***** Source information

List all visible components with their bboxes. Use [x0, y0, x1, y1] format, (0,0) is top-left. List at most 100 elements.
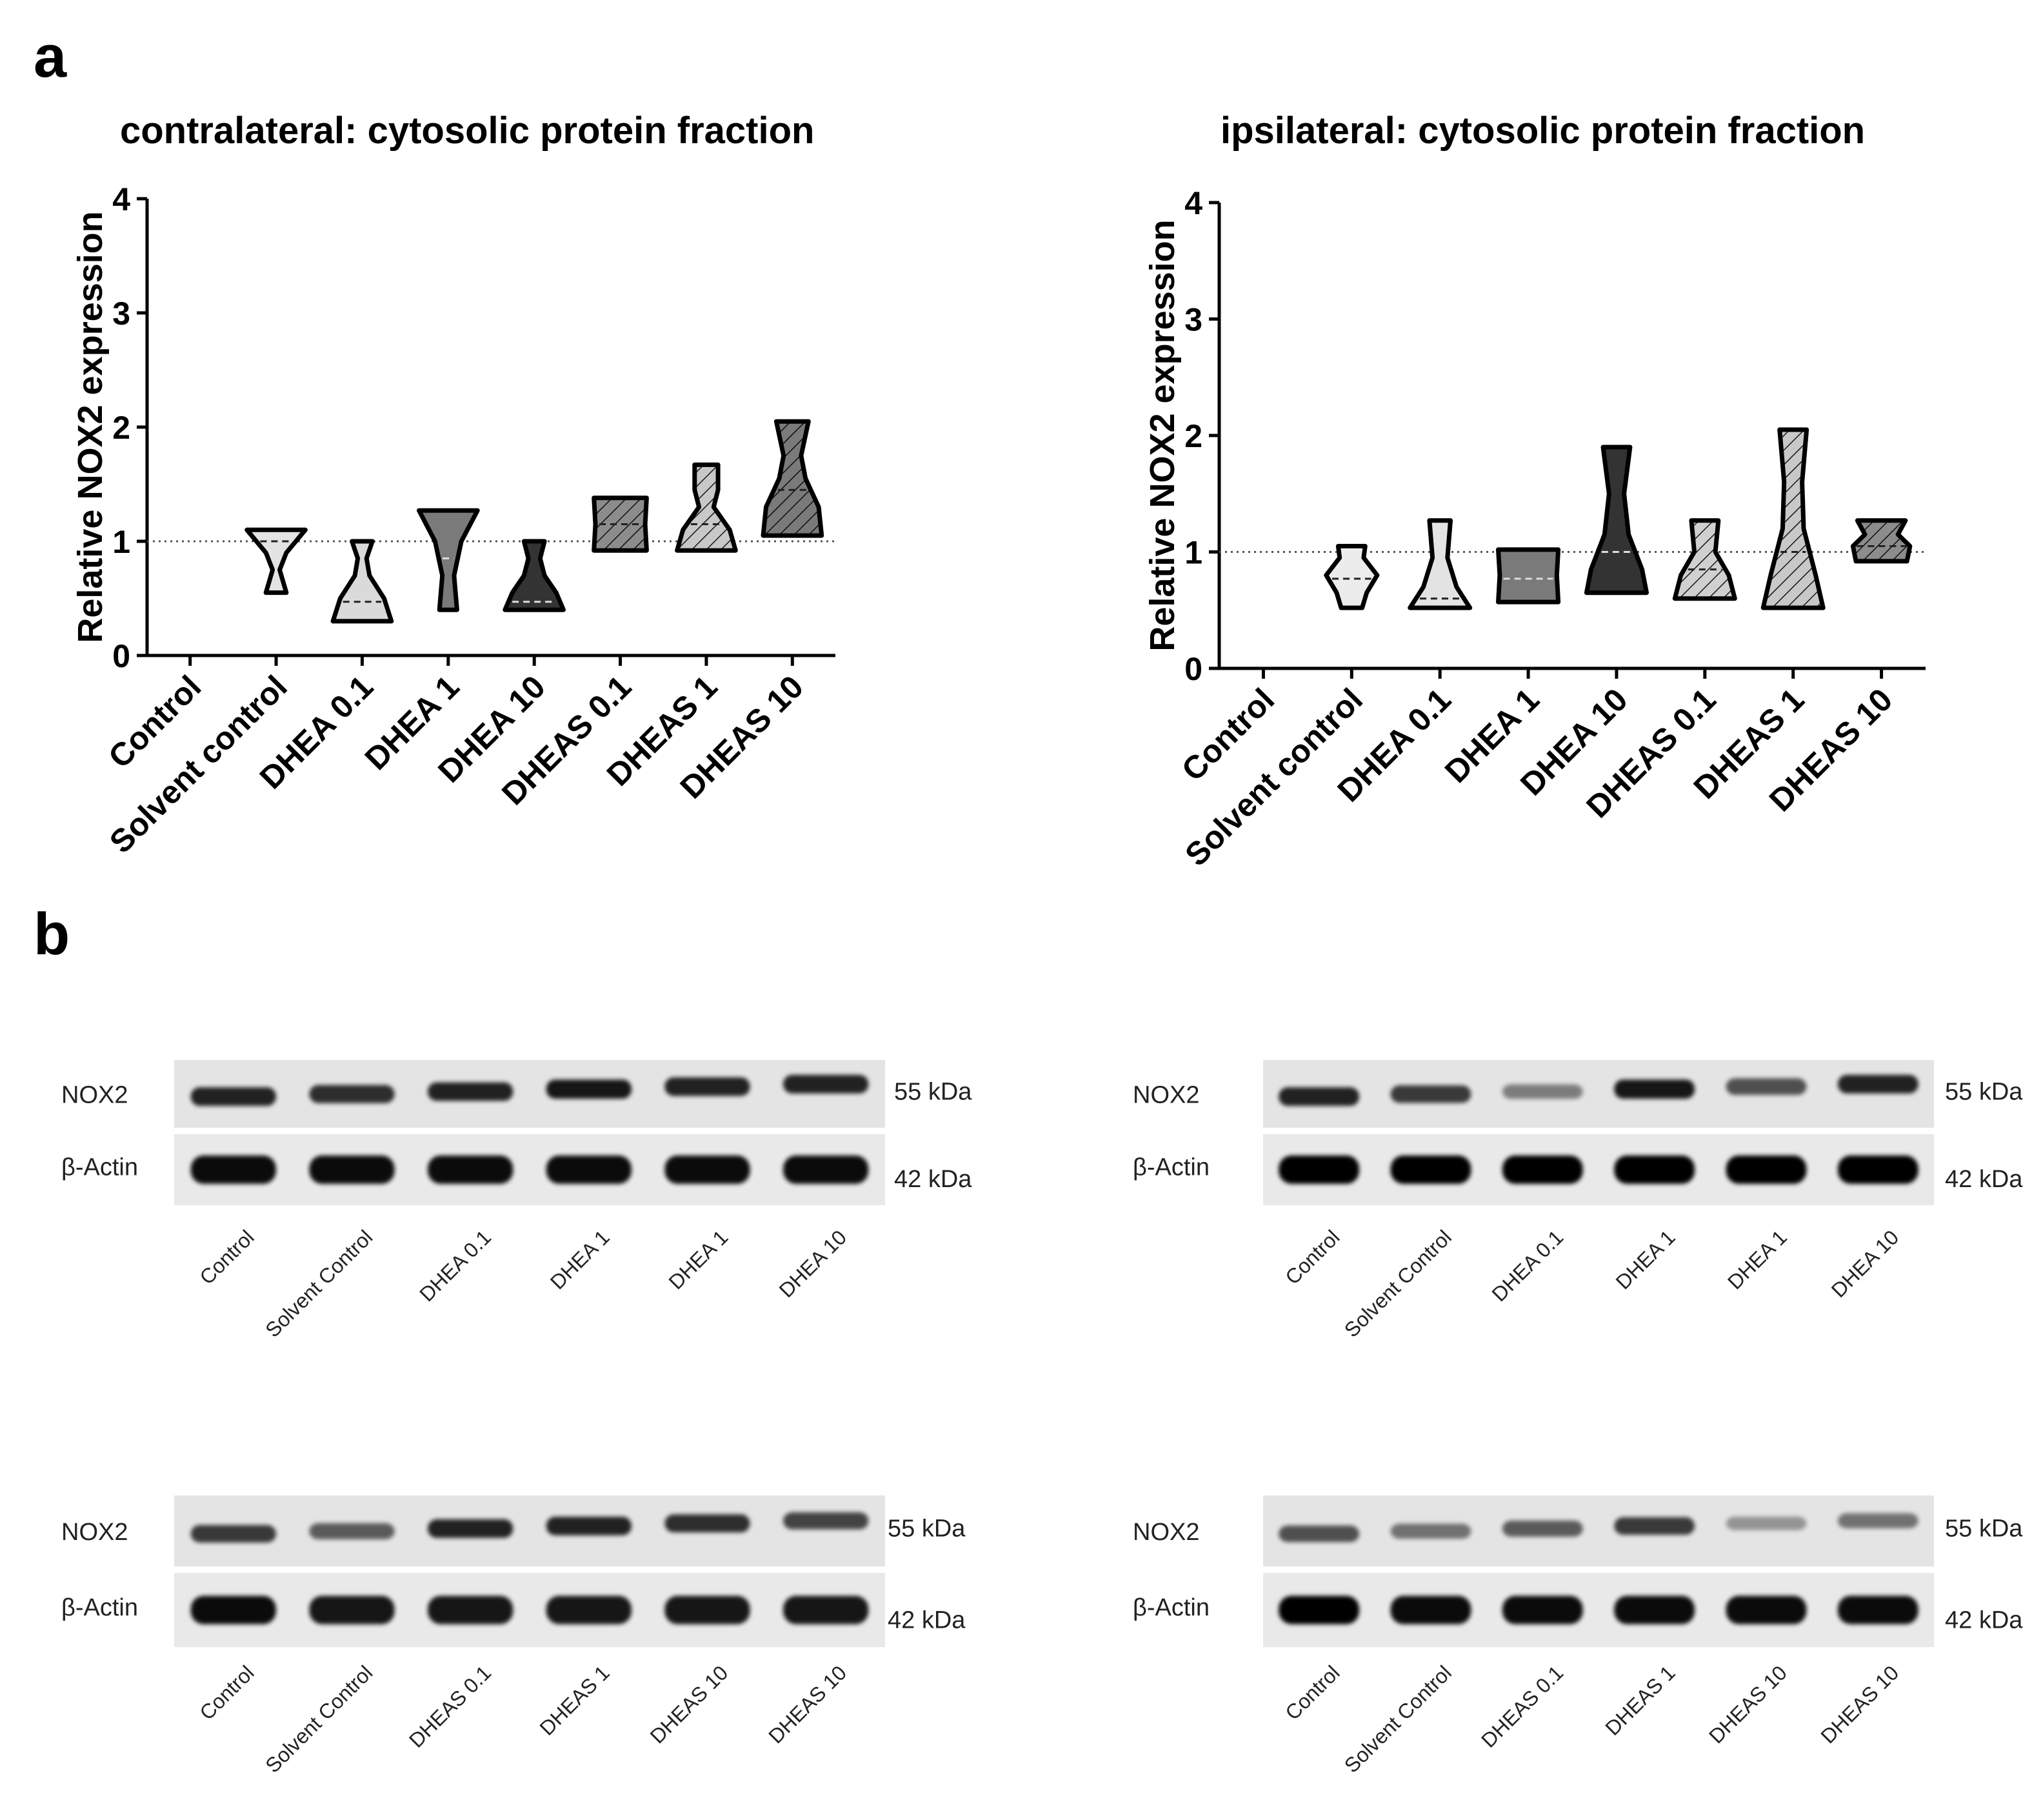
- actin-band: [428, 1155, 513, 1184]
- actin-band: [1502, 1595, 1583, 1625]
- y-tick-label: 0: [112, 638, 130, 674]
- nox2-band: [1614, 1079, 1695, 1099]
- violin-fill: [1498, 549, 1559, 603]
- actin-membrane: [174, 1134, 885, 1205]
- nox2-band: [309, 1523, 395, 1539]
- actin-band: [1390, 1595, 1471, 1625]
- actin-band: [1614, 1595, 1695, 1625]
- nox2-band: [1837, 1513, 1918, 1528]
- lane-label: Control: [195, 1225, 258, 1288]
- y-tick-label: 0: [1184, 651, 1202, 687]
- violin-hatch: [677, 465, 736, 551]
- violin-outline: [675, 462, 738, 553]
- violin-outline: [1324, 544, 1380, 610]
- violin-outline: [761, 419, 824, 538]
- violin-chart-contralateral: contralateral: cytosolic protein fractio…: [71, 110, 835, 860]
- actin-band: [1502, 1155, 1583, 1184]
- actin-kda-label: 42 kDa: [1945, 1606, 2023, 1634]
- violin-fill: [504, 541, 564, 610]
- actin-band: [1837, 1595, 1918, 1625]
- nox2-kda-label: 55 kDa: [1945, 1515, 2023, 1543]
- lane-label: DHEAS 10: [646, 1661, 733, 1748]
- nox2-label: NOX2: [1133, 1082, 1199, 1109]
- actin-band: [1279, 1155, 1360, 1184]
- violin-fill: [1326, 546, 1377, 608]
- violin-outline: [330, 539, 394, 624]
- actin-kda-label: 42 kDa: [894, 1166, 972, 1193]
- actin-kda-label: 42 kDa: [888, 1606, 966, 1634]
- y-tick-label: 4: [112, 181, 130, 217]
- nox2-band: [1726, 1516, 1807, 1530]
- violin-outline: [244, 527, 308, 595]
- y-axis-label: Relative NOX2 expression: [1143, 219, 1182, 651]
- nox2-band: [1502, 1520, 1583, 1537]
- actin-band: [1726, 1155, 1807, 1184]
- lane-label: Control: [1281, 1225, 1344, 1288]
- actin-band: [190, 1595, 276, 1625]
- lane-label: DHEA 1: [1611, 1225, 1680, 1294]
- lane-label: DHEAS 0.1: [404, 1661, 495, 1752]
- nox2-band: [428, 1082, 513, 1101]
- nox2-band: [190, 1087, 276, 1106]
- lane-label: DHEAS 10: [764, 1661, 851, 1748]
- violin-fill: [1586, 447, 1647, 593]
- nox2-label: NOX2: [61, 1519, 128, 1546]
- nox2-band: [1502, 1084, 1583, 1099]
- lane-label: DHEAS 0.1: [1477, 1661, 1568, 1752]
- nox2-kda-label: 55 kDa: [1945, 1078, 2023, 1105]
- y-axis-label: Relative NOX2 expression: [71, 211, 110, 643]
- nox2-band: [190, 1525, 276, 1543]
- violin-hatch: [1675, 520, 1735, 599]
- violin-outline: [592, 495, 649, 553]
- lane-label: Control: [195, 1661, 258, 1724]
- violin-outline: [1850, 518, 1913, 564]
- actin-band: [428, 1595, 513, 1625]
- actin-band: [664, 1155, 750, 1184]
- actin-membrane: [174, 1573, 885, 1647]
- violin-hatch: [1853, 520, 1910, 561]
- chart-title: ipsilateral: cytosolic protein fraction: [1221, 110, 1865, 152]
- nox2-band: [428, 1519, 513, 1538]
- actin-band: [783, 1155, 869, 1184]
- lane-label: Solvent Control: [261, 1661, 377, 1777]
- violin-hatch: [1763, 430, 1824, 608]
- lane-label: DHEA 0.1: [1487, 1225, 1568, 1306]
- actin-membrane: [1263, 1573, 1934, 1647]
- nox2-band: [1726, 1078, 1807, 1095]
- lane-label: DHEA 1: [546, 1225, 614, 1294]
- actin-membrane: [1263, 1134, 1934, 1205]
- nox2-label: NOX2: [61, 1082, 128, 1109]
- y-tick-label: 1: [112, 524, 130, 560]
- violin-outline: [1760, 427, 1826, 610]
- nox2-band: [783, 1512, 869, 1530]
- violin-outline: [503, 539, 566, 612]
- lane-label: DHEA 1: [664, 1225, 733, 1294]
- actin-kda-label: 42 kDa: [1945, 1166, 2023, 1193]
- actin-band: [1279, 1595, 1360, 1625]
- lane-label: DHEAS 10: [1704, 1661, 1791, 1748]
- y-tick-label: 4: [1184, 185, 1202, 221]
- nox2-band: [1614, 1517, 1695, 1535]
- y-tick-label: 1: [1184, 535, 1202, 571]
- violin-outline: [1408, 518, 1473, 610]
- actin-label: β-Actin: [61, 1594, 138, 1621]
- lane-label: DHEA 10: [775, 1225, 852, 1302]
- lane-label: DHEA 10: [1827, 1225, 1904, 1302]
- y-tick-label: 3: [1184, 302, 1202, 338]
- lane-label: Solvent Control: [1340, 1225, 1456, 1341]
- actin-band: [546, 1595, 632, 1625]
- nox2-band: [664, 1514, 750, 1533]
- nox2-band: [546, 1079, 632, 1099]
- violin-outline: [1584, 445, 1649, 595]
- actin-band: [309, 1155, 395, 1184]
- nox2-band: [783, 1075, 869, 1094]
- lane-label: DHEA 1: [1723, 1225, 1791, 1294]
- nox2-band: [1390, 1523, 1471, 1539]
- western-blot-3: Control Solvent Control DHEAS 0.1 DHEAS 1 DH…: [61, 1495, 966, 1777]
- violin-hatch: [763, 421, 822, 536]
- y-tick-label: 2: [112, 410, 130, 446]
- nox2-membrane: [174, 1060, 885, 1128]
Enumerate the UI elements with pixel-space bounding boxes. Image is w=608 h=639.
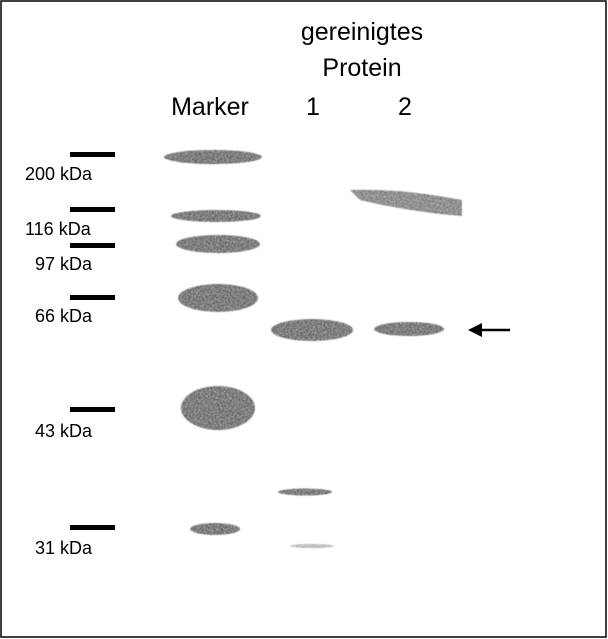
page: gereinigtes Protein Marker 1 2 200 kDa 1… — [0, 0, 608, 639]
band — [374, 322, 444, 336]
lane-label: 1 — [306, 93, 320, 121]
marker-label: 97 kDa — [35, 254, 93, 274]
marker-label: 200 kDa — [25, 164, 93, 184]
marker-label: 66 kDa — [35, 306, 93, 326]
lane-label: Marker — [171, 93, 249, 121]
marker-tick — [70, 243, 115, 248]
marker-tick — [70, 207, 115, 212]
marker-label: 31 kDa — [35, 538, 93, 558]
band — [164, 150, 262, 164]
marker-tick — [70, 152, 115, 157]
band — [181, 386, 255, 430]
header-line: gereinigtes — [301, 18, 423, 46]
header-line: Protein — [322, 54, 401, 82]
gel-figure: gereinigtes Protein Marker 1 2 200 kDa 1… — [0, 0, 608, 639]
marker-tick — [70, 295, 115, 300]
band — [271, 319, 353, 341]
marker-tick — [70, 525, 115, 530]
lane-label: 2 — [398, 93, 412, 121]
band — [171, 210, 261, 222]
band — [178, 284, 258, 312]
marker-label: 43 kDa — [35, 421, 93, 441]
band — [290, 544, 334, 548]
band — [176, 235, 260, 253]
marker-label: 116 kDa — [25, 219, 92, 239]
band — [278, 489, 332, 496]
marker-tick — [70, 407, 115, 412]
band — [190, 523, 240, 535]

**********

What the task requires
Which lines in the records contain the word "hatch"? Copy each one.

Solution to the exercise
- violin-hatch: [677, 465, 736, 551]
- violin-hatch: [1675, 520, 1735, 599]
- violin-hatch: [1853, 520, 1910, 561]
- violin-hatch: [1763, 430, 1824, 608]
- violin-hatch: [763, 421, 822, 536]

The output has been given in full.